= Short problem =
Quote the whole listing word for word. Do not include the pictures.

A block of data
....

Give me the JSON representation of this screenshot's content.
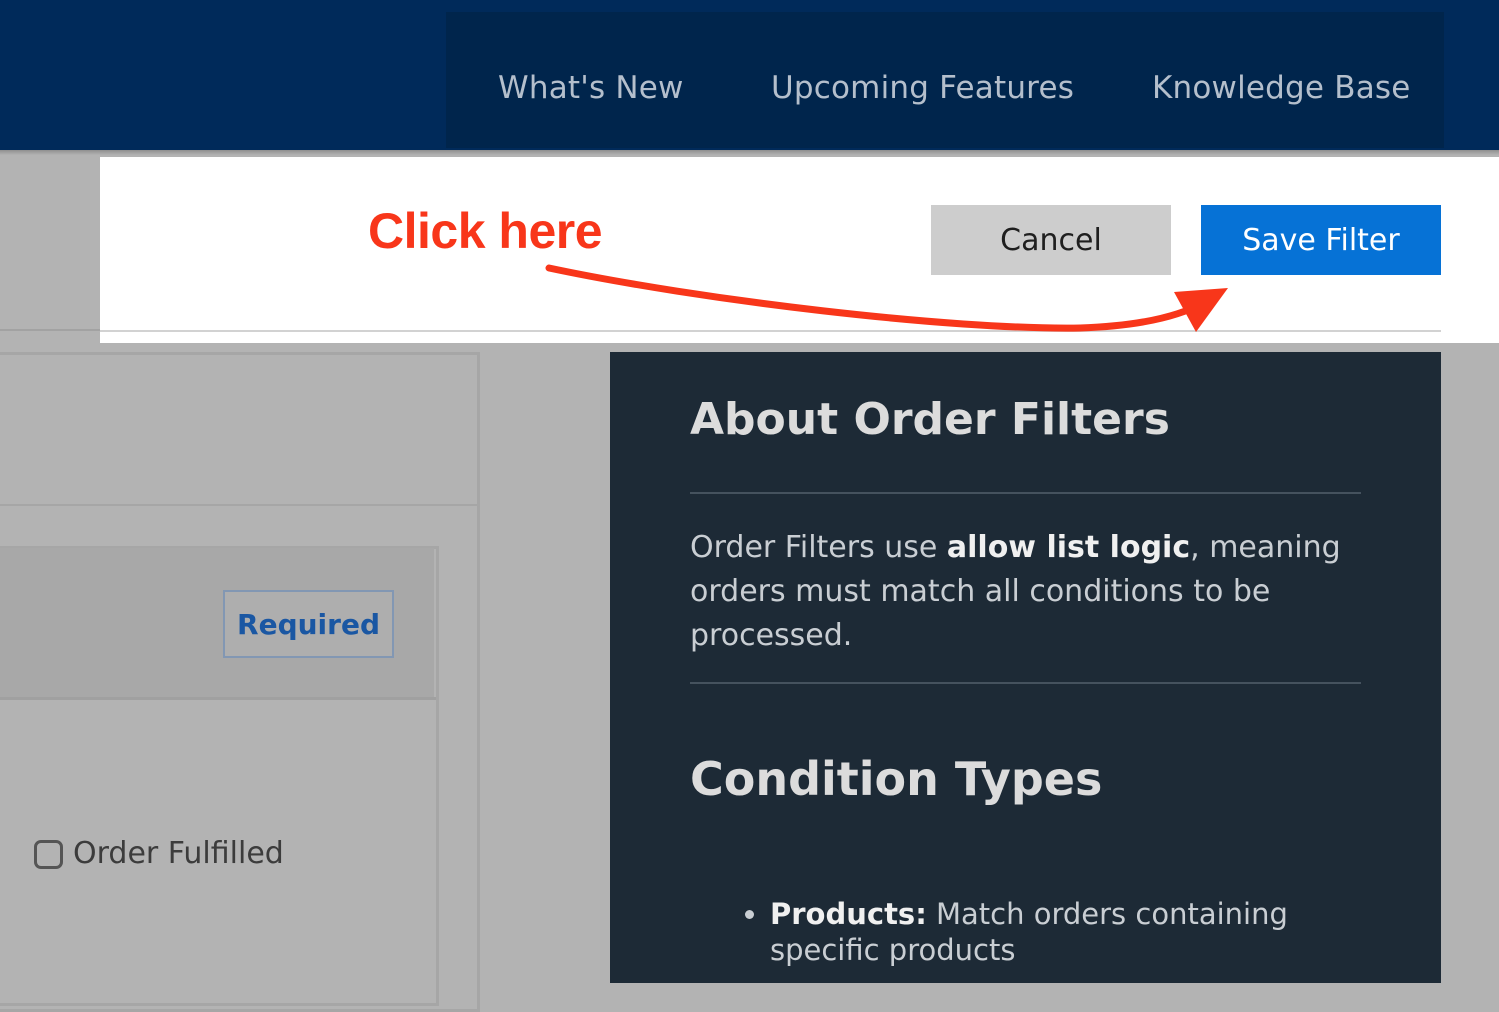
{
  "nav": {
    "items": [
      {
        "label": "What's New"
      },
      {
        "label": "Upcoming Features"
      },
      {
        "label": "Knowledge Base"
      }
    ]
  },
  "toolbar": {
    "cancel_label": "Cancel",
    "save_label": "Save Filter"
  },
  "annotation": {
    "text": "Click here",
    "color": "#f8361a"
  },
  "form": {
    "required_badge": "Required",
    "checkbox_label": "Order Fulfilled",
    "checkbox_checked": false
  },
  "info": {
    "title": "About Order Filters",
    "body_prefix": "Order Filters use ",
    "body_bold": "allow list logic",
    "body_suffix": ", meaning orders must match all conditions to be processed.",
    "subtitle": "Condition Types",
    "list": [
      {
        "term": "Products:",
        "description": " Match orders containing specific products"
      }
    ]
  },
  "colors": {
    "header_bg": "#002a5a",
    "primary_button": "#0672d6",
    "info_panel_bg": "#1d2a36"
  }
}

....

= Output =
Give me the JSON representation of this screenshot's content.
{
  "nav": {
    "items": [
      {
        "label": "What's New"
      },
      {
        "label": "Upcoming Features"
      },
      {
        "label": "Knowledge Base"
      }
    ]
  },
  "toolbar": {
    "cancel_label": "Cancel",
    "save_label": "Save Filter"
  },
  "annotation": {
    "text": "Click here",
    "color": "#f8361a"
  },
  "form": {
    "required_badge": "Required",
    "checkbox_label": "Order Fulfilled",
    "checkbox_checked": false
  },
  "info": {
    "title": "About Order Filters",
    "body_prefix": "Order Filters use ",
    "body_bold": "allow list logic",
    "body_suffix": ", meaning orders must match all conditions to be processed.",
    "subtitle": "Condition Types",
    "list": [
      {
        "term": "Products:",
        "description": " Match orders containing specific products"
      }
    ]
  },
  "colors": {
    "header_bg": "#002a5a",
    "primary_button": "#0672d6",
    "info_panel_bg": "#1d2a36"
  }
}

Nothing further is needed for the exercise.